» Extracted text:
Segment Open

Kinetis vs STM32

Of the STM32 (ST Microelectronics) and the Kinetis family (Freescale), I have only worked on the STM32 family of processors and therefore, I will be able to detail my experience with the STM32 and hoping that someone else can do the same for the Kinetis, so you can contrast the two. This list may not be complete, and is simply based on my experience.

PROS:

  1. ST provide a massive set of libraries for each of their processors that you get for free. These libraries contain a massive list of functions required to do most of the basic low level interfacing with the hardware and can make your life a lot simpler.

    e.g void GPIO_Init(GPIO_TypeDef* GPIOx, GPIO_InitTypeDef* GPIO_InitStruct) This initializes the GPIOx peripheral according to the specified parameters in the GPIO_InitStruct.

    Simply populate the GPIO structure (and there are example projects to guide you through this process), and call the GPIO_init function. This saves you having to look up atleast 4-5 registers and figuring out what each bit should be.

  2. Their microcontrollers have the Read protect functionality, which can help you protect your IP to some extent, if not completely. There are tons of microcontrollers out there, that don't really do this very well.

Segment Closed

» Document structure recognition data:
Segment Open

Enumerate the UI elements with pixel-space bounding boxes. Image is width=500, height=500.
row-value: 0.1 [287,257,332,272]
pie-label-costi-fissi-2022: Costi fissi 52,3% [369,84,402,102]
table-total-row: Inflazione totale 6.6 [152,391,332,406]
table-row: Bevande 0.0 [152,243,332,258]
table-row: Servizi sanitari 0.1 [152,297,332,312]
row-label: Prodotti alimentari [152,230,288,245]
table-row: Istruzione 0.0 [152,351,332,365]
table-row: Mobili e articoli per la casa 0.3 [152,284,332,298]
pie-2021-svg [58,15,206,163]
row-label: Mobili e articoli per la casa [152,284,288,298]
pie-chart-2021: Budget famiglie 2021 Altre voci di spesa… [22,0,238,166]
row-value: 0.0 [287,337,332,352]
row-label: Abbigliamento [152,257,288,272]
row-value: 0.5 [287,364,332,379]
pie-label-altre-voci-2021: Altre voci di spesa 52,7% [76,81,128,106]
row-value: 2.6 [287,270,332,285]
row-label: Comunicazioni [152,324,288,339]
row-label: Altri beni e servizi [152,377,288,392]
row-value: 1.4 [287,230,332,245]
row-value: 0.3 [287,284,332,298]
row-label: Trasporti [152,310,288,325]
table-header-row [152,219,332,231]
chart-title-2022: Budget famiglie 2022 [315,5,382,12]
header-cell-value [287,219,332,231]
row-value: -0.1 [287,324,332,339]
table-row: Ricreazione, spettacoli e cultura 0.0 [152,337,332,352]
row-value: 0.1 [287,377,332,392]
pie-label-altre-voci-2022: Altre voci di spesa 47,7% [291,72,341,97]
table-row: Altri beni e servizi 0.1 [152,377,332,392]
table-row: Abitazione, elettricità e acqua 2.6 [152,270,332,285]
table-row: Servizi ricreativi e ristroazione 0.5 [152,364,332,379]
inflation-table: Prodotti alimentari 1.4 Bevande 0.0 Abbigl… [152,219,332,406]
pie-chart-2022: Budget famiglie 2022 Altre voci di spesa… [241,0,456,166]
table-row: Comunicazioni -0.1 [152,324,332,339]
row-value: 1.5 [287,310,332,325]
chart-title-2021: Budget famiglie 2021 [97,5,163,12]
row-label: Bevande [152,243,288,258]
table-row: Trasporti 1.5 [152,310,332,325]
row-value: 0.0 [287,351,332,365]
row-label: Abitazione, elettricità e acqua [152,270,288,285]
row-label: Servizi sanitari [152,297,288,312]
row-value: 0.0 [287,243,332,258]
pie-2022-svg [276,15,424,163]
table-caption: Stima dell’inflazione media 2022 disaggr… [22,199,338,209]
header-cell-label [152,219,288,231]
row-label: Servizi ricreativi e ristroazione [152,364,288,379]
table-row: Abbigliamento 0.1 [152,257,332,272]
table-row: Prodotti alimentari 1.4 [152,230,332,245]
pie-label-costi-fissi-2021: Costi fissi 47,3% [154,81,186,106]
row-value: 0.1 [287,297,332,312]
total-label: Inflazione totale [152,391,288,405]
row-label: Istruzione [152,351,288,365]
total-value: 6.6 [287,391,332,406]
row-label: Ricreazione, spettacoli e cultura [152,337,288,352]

Segment Closed

» Parts of the exercise:
a) Return the stretch of the Kinetis vs STM32 text from "Simply populate the" through "this very well.", copied word for word.
b) Answer these questions from the Kinetis vs STM32 text:
(i) Which company makes the STM32 family?
(ii) Which function initializes the GPIOx peripheral according to the parameters in GPIO_InitStruct?
(iii) Which microcontroller functionality can help protect your IP?
This material has no connection to the Kinetis vs STM32 text.

» Your responses:
a)
Simply populate the GPIO structure (and there are example projects to guide you through this process), and call the GPIO_init function. This saves you having to look up atleast 4-5 registers and figuring out what each bit should be.

  2. Their microcontrollers have the Read protect functionality, which can help you protect your IP to some extent, if not completely. There are tons of microcontrollers out there, that don't really do this very well.

b)
(i) ST Microelectronics
(ii) GPIO_Init
(iii) Read protect